*** Selected excerpt ***

The Plant, The Wolf, The Great Aunt
was published in The Burning Sand VI.



The Plant, The Wolf, The Great Aunt




This weekend we scattered the ashes of my Great Aunt on Burbage moor in the Dark Peak.

She died on 23rd September 2009 and was cremated within a week. But her ashes waited for seven years in the corner of a bay window in the study of my parents’ house, in a space more typically occupied by a houseplant.

I arrived in Sheffield on Friday 26th August 2016 and went bouldering with my dad. He strapped my ankle the way his physiotherapist had advised him to.

My Great Aunt had been a physiotherapist.

We, my father, my sister and I, had all been looked after by her when we were children. And it was we three were who meant to go on Saturday, but it was raining too much so we went on the Monday, the bank holiday, instead. A beautiful day of sun and wind.

Great Aunt makes me sound posh but she was simply my Grandmother’s sister.

She used to say it made her sound older than she was, I remember her saying that to the parents of one of my school friends as she collected my sister and I from school one Tuesday evening in the 1980’s.

My oldest memory is one of her.

Of the morning of 29th October 1983, of waking and being called into the other bedroom where she had slept, having arrived as my parents had headed to the hospital, it was the night my sister was born.

On those Tuesdays we’d go to her house and play “ball,” a game of our own invention, or Halma; invented in 1883 or 1884 by George Howard Monks.

The Halma pieces came in a box showing the four differently coloured cone-shaped counters hovering like angels beneath the silhouette of a tree.

I remember that it was her who explained to me that Araucaria is the Latin word for the monkey puzzle tree and this is why it was chosen as sobriquet by the crossword setter, the Reverend John Galbraith Graham MBE. He who announced his terminal cancer through clues and their answers in a crossword printed in the Guardian on 11th January 2013, Guardian cryptic No. 25, 842.

The Araucaria tree appears in the well-polished stairways of the introductory passages of Steppenwolf, under the contemplation of Harry Haller.

I have read this introduction many times but never far beyond it. I have re-bought the book this year and am trying to read it again.

I am always surprised by the jolt of swapping narrators, going from the bourgeois landlady’s nephew’s introduction, to the world seen through the eyes of Harry Haller.

And every time I read it I expect that the Steppenwolf will be my age as I feel so sure I am going to find in him my image. Every time I am disappointed when he begins by complaining about being elderly.

*** End of Selected excerpt ***
*** Data provided ***

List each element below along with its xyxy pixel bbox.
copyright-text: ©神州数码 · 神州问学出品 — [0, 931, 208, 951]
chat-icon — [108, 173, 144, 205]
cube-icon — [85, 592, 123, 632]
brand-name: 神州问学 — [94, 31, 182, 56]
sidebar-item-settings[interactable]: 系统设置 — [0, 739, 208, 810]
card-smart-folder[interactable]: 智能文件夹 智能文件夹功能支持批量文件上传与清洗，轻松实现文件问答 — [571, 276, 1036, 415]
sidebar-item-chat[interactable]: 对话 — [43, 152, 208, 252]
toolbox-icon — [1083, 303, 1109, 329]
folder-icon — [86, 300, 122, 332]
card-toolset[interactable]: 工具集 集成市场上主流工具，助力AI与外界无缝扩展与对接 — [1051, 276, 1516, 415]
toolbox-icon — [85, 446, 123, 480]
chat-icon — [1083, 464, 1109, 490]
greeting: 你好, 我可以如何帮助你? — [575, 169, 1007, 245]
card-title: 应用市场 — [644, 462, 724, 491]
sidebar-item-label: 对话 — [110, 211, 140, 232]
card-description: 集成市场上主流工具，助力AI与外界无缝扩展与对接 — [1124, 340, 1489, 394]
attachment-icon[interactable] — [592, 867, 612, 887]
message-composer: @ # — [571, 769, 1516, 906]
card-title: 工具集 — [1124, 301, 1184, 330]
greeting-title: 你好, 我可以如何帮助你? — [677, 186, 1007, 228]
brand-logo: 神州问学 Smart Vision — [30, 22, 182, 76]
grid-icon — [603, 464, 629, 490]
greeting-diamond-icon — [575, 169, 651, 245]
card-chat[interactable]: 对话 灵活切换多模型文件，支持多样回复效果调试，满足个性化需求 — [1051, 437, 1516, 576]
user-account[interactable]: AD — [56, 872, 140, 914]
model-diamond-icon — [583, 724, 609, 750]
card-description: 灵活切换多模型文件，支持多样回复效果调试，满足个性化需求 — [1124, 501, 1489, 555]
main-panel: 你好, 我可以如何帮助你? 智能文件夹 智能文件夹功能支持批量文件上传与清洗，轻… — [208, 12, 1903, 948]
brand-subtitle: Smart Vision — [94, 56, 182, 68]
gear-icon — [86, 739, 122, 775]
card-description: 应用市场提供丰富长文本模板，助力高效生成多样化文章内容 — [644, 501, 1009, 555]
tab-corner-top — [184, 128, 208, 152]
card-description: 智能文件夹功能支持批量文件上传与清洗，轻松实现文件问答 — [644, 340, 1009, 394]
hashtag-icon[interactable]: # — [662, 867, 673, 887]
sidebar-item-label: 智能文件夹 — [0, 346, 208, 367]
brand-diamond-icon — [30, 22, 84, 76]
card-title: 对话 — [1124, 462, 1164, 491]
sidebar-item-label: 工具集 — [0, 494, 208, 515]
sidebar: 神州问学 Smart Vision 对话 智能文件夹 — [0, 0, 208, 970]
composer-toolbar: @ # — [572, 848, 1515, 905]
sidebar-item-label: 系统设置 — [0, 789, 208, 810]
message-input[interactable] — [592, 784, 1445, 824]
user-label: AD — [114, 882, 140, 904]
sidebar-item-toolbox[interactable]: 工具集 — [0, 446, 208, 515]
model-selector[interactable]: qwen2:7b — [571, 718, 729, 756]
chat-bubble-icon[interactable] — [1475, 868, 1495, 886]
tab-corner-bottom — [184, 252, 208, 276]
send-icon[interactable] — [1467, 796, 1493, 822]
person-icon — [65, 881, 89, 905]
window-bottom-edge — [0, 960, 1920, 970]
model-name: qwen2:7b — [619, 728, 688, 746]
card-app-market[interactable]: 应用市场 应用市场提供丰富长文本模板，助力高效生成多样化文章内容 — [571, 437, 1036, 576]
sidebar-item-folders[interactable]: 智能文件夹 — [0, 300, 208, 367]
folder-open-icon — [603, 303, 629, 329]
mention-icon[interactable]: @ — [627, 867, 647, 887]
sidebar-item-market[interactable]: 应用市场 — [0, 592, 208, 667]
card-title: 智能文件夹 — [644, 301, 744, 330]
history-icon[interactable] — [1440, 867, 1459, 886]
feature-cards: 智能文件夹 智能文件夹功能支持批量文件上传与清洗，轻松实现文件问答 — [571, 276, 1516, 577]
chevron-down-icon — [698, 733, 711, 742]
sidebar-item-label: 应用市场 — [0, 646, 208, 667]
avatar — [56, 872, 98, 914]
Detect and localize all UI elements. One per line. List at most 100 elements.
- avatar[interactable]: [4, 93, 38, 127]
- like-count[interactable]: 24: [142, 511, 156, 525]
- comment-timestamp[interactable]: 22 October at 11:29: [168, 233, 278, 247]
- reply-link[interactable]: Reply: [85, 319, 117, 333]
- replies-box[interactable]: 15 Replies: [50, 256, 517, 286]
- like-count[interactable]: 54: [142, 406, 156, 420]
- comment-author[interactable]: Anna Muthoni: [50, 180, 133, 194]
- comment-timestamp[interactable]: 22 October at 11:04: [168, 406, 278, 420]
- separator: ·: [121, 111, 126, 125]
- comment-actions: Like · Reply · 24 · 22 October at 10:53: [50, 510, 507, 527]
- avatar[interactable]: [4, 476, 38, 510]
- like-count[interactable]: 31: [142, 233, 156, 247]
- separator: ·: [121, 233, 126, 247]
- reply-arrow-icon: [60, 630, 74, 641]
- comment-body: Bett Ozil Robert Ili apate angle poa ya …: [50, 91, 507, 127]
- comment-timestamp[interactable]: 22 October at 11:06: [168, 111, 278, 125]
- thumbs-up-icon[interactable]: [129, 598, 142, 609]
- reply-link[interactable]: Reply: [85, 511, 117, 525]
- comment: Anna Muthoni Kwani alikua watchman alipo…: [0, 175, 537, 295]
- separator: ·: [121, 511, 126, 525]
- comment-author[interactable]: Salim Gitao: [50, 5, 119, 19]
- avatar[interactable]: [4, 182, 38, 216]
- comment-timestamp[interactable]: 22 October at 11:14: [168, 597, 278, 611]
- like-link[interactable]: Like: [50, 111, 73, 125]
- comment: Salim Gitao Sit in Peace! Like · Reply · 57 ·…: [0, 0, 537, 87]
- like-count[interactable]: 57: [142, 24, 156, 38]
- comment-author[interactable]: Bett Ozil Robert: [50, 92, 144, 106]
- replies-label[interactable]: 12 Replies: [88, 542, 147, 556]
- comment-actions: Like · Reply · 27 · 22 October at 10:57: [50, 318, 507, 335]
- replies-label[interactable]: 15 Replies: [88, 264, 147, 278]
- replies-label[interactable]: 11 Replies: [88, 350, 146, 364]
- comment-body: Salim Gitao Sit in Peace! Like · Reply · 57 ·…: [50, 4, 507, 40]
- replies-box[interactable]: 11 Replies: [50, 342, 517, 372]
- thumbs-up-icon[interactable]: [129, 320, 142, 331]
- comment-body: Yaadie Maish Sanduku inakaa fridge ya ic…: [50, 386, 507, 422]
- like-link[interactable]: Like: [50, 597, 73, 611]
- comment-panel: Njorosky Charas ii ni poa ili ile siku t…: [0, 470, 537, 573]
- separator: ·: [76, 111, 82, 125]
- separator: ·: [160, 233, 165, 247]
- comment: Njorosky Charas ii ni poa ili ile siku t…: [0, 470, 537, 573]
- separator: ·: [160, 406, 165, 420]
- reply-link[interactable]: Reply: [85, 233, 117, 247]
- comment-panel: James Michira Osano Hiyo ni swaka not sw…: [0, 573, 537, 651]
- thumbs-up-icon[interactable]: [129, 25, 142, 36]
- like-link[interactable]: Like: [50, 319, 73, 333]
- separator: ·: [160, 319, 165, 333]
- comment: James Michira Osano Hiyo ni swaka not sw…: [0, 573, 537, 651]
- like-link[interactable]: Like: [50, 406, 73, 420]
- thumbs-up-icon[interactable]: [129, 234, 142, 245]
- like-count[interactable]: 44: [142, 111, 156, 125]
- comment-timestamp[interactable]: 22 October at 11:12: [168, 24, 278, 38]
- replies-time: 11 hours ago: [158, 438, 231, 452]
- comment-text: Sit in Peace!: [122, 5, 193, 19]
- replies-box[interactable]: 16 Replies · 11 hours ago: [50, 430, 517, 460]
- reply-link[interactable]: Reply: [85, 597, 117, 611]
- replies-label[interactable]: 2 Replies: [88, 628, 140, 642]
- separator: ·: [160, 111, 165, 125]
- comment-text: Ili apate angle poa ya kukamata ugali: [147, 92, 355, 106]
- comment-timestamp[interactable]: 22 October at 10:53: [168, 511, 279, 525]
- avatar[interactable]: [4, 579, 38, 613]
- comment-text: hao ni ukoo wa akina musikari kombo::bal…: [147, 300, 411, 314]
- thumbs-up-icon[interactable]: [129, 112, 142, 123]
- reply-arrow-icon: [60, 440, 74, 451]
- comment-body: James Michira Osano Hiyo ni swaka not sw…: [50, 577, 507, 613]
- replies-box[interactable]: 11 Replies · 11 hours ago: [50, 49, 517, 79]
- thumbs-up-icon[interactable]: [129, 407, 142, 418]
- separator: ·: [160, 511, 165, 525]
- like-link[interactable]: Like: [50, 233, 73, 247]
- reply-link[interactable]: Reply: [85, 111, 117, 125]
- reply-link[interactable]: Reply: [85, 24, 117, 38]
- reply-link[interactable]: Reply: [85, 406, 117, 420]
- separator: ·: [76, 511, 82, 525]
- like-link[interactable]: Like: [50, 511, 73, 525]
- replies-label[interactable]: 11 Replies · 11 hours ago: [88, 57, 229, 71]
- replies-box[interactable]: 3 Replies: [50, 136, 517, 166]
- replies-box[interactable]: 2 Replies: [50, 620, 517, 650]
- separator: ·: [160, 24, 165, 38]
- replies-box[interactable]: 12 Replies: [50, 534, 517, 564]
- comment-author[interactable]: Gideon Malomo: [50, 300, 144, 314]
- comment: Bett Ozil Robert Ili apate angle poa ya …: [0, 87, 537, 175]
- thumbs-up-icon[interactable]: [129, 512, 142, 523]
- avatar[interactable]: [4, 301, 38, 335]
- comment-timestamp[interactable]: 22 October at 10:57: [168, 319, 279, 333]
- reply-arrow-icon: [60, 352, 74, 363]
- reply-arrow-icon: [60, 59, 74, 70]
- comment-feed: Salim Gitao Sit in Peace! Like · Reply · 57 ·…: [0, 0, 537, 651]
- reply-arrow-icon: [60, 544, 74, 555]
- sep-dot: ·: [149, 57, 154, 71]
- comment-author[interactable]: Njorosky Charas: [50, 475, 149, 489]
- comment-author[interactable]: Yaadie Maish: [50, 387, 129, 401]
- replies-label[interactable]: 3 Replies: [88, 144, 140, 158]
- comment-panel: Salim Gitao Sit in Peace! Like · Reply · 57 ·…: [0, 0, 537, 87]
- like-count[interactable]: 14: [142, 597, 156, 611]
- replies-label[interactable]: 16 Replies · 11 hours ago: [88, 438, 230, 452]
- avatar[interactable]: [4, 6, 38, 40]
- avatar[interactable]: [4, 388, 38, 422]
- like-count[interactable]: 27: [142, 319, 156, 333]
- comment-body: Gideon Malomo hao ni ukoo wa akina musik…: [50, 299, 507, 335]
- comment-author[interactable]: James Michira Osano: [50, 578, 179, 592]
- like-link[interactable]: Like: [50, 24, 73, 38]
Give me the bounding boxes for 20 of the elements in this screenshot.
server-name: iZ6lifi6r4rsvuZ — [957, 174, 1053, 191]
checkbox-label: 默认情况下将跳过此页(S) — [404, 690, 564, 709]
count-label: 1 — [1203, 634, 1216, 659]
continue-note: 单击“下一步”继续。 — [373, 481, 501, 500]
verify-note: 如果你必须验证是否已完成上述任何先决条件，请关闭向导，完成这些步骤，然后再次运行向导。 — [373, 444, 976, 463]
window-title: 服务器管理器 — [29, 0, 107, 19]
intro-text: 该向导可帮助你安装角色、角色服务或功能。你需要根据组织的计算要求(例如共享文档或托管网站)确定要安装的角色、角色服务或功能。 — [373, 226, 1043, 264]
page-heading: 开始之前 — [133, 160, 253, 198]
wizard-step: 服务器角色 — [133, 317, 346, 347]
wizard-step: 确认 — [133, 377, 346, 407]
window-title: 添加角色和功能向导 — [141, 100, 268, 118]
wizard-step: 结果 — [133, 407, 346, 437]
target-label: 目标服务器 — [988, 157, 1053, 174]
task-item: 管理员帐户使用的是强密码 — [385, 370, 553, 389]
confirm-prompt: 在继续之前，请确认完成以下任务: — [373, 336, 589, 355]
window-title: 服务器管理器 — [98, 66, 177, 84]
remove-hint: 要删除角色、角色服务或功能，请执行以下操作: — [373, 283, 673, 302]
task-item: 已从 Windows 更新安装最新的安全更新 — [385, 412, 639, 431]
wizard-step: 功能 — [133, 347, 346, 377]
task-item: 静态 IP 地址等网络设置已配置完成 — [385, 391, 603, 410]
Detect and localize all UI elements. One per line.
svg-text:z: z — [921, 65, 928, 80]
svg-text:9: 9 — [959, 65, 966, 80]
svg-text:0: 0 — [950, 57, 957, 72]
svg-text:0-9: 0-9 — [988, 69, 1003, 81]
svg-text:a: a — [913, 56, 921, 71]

*** End of Data provided ***

■ Check your understanding:
a - Copy out the passage of the Great Aunt essay starting with "I remember that" and going on through "contemplation of Harry Haller.".
b - Carry on the essay about scattering a Great Aunt's ashes from the point where it currently ends.

■ Outputs for the tasks:
a -
I remember that it was her who explained to me that Araucaria is the Latin word for the monkey puzzle tree and this is why it was chosen as sobriquet by the crossword setter, the Reverend John Galbraith Graham MBE. He who announced his terminal cancer through clues and their answers in a crossword printed in the Guardian on 11th January 2013, Guardian cryptic No. 25, 842.

The Araucaria tree appears in the well-polished stairways of the introductory passages of Steppenwolf, under the contemplation of Harry Haller.

b -
At some point though Haller and I will be contemporaries, (I hope.) Then I will be older than him, while he agelessly watches plants fidget in varnished hallways.

My first girlfriend C read Steppenwolf and loved it, I think I might have given her my previous copy when we split up. I remember her being surprised when I said I liked walking down the middle of streets as that is said in the book apparently. (Her saying this confirmed to me that I would find myself within it.)

I bought it again in the winter, after the end of another relationship, after N broke up with me. When I felt even more wolf-like than normal, slipping between the mists of winter, drunken and teary-eyed and desperate, trudging down the middle of the coastally named roads of Brockley:

Down Fossil Road and Shell Road

Down Cliffview Road and Sandrock Road

Down Overcliff Road and Undercliff Road

C lost her mother to cancer last month. She told me in a message I received at 12:58 on 27th July 2016.

I cried as I formulated a response, stood outside a bank in Stratford.

I think I remember that David Shields favoured the introduction to Steppenwolf. Maybe it’s in Reality Hunger or maybe it was in an essay written by Zadie Smith in response. Almost exactly a year before, on the 20th November 2008 the New York Review of Books published another article by Smith, comparing Netherland by Joseph O Neill unfavourably to Remainder by Tom McCarthy.

Netherland does irritate sometimes, as does O’Neill,

“Why is he wearing his cricket whites?”

My friend G wrote, sending me a link to an interview in O’Neill’s home of the Chelsea Hotel, New York, published in the Guardian on 16th August 2008.

But there are two passages in the novel that live with me. I remember the narrator’s wife explaining to a marriage counsellor that they wanted to stay together as they had a responsibility to see one other through life, and a happiness in that. I had sometimes thought I had the same thing with C.

Before that the narrator reflects on his last visit to see his mother before her death. Climbing a ladder to his old room, going up to the window he had stared out of as a child, watching the rocking of the North Sea, the silent house surrounding him.

I remember feeling the quiet, the slide of life, the slide of time.

Maybe I am trying Steppenwolf again now as I find myself falling in love for the third time and am allowing myself to daydream of a life away from the Steppes.

My dad has told me that Higgar Tor, a gritstone tor of the Dark Peak. Coordinates 53.3338’N, 1.6183’W. Is where he wants his own ashes scattered.

I didn’t need to avoid thinking about this on Monday as all we thought of was my Great Aunt as the fractions of another life were whipped from us and into the landscape.

Another ending, no more numbers, no more counting.